_PROBLEM TO WORK ON_: Lift out all lines below that contain "xlabel".

>> BEGIN DATASET RECORDS

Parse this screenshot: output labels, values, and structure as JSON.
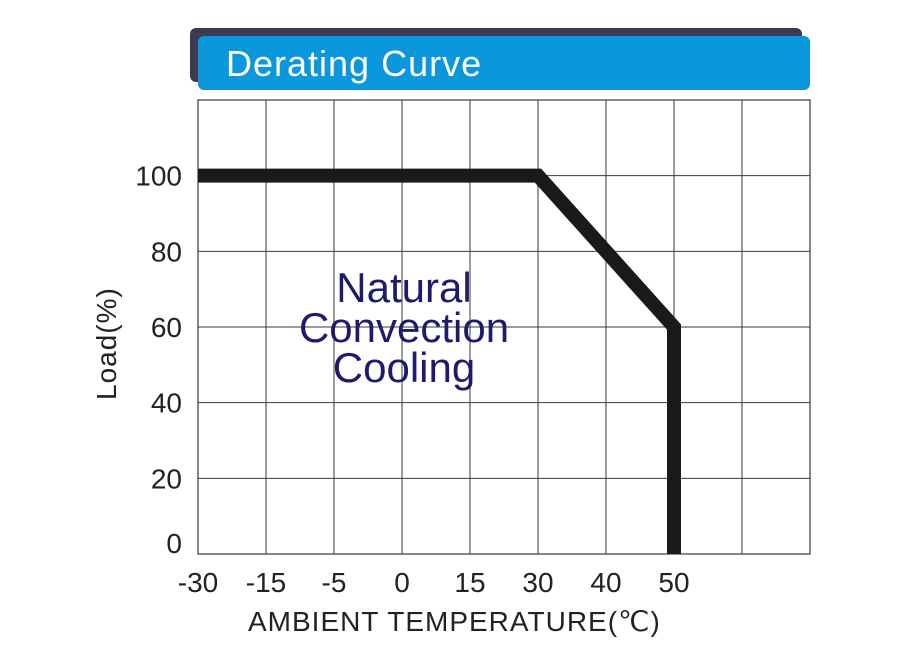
{
  "chart_data": {
    "type": "line",
    "title": "Derating Curve",
    "xlabel": "AMBIENT  TEMPERATURE",
    "xunit": "(℃)",
    "ylabel": "Load",
    "yunit": "(%)",
    "categories": [
      "-30",
      "-15",
      "-5",
      "0",
      "15",
      "30",
      "40",
      "50"
    ],
    "y_ticks": [
      "0",
      "20",
      "40",
      "60",
      "80",
      "100"
    ],
    "ylim": [
      0,
      120
    ],
    "grid": true,
    "annotation": [
      "Natural",
      "Convection",
      "Cooling"
    ],
    "series": [
      {
        "x": [
          "-30",
          "30",
          "50",
          "50"
        ],
        "values": [
          100,
          100,
          60,
          0
        ]
      }
    ]
  },
  "colors": {
    "banner_front": "#0a97db",
    "banner_shadow": "#3d3b52",
    "curve": "#1a1a1a",
    "grid": "#3a3a3a",
    "annotation": "#1f1a6b"
  }
}
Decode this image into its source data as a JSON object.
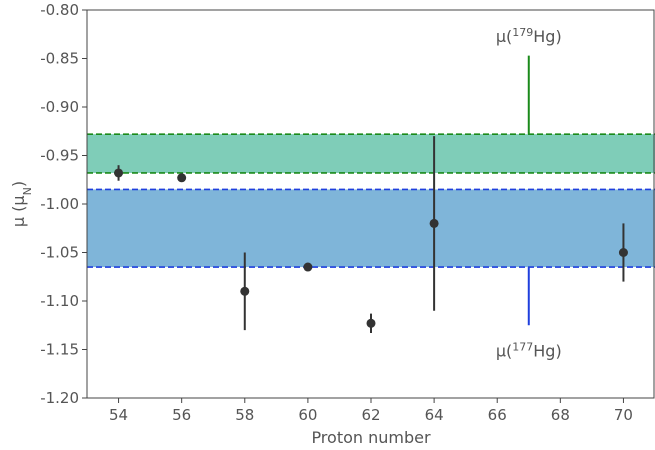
{
  "chart_data": {
    "type": "scatter",
    "xlabel": "Proton number",
    "ylabel_main": "μ (μ",
    "ylabel_sub": "N",
    "ylabel_close": ")",
    "xlim": [
      53,
      71
    ],
    "ylim": [
      -1.2,
      -0.8
    ],
    "xticks": [
      54,
      56,
      58,
      60,
      62,
      64,
      66,
      68,
      70
    ],
    "yticks": [
      -1.2,
      -1.15,
      -1.1,
      -1.05,
      -1.0,
      -0.95,
      -0.9,
      -0.85,
      -0.8
    ],
    "ytick_labels": [
      "-1.20",
      "-1.15",
      "-1.10",
      "-1.05",
      "-1.00",
      "-0.95",
      "-0.90",
      "-0.85",
      "-0.80"
    ],
    "grid": false,
    "points": [
      {
        "x": 54,
        "y": -0.968,
        "err_lo": 0.008,
        "err_hi": 0.008
      },
      {
        "x": 56,
        "y": -0.973,
        "err_lo": 0.004,
        "err_hi": 0.004
      },
      {
        "x": 58,
        "y": -1.09,
        "err_lo": 0.04,
        "err_hi": 0.04
      },
      {
        "x": 60,
        "y": -1.065,
        "err_lo": 0.003,
        "err_hi": 0.003
      },
      {
        "x": 62,
        "y": -1.123,
        "err_lo": 0.01,
        "err_hi": 0.01
      },
      {
        "x": 64,
        "y": -1.02,
        "err_lo": 0.09,
        "err_hi": 0.09
      },
      {
        "x": 70,
        "y": -1.05,
        "err_lo": 0.03,
        "err_hi": 0.03
      }
    ],
    "bands": [
      {
        "ymin": -0.968,
        "ymax": -0.928,
        "fill": "#7fcdb8",
        "line_color": "#1a8a1a"
      },
      {
        "ymin": -1.065,
        "ymax": -0.985,
        "fill": "#7fb5d9",
        "line_color": "#1f3fdd"
      }
    ],
    "markers": [
      {
        "x": 67,
        "y_from": -0.928,
        "y_to": -0.847,
        "color": "#1a8a1a",
        "label_pre": "μ(",
        "label_sup": "179",
        "label_post": "Hg)",
        "label_y": -0.833
      },
      {
        "x": 67,
        "y_from": -1.065,
        "y_to": -1.125,
        "color": "#1f3fdd",
        "label_pre": "μ(",
        "label_sup": "177",
        "label_post": "Hg)",
        "label_y": -1.157
      }
    ],
    "point_color": "#333333"
  }
}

>> END DATASET RECORDS

_SOLVED PROBLEM_:
    "xlabel": "AMBIENT  TEMPERATURE",
    "xlabel": "Proton number",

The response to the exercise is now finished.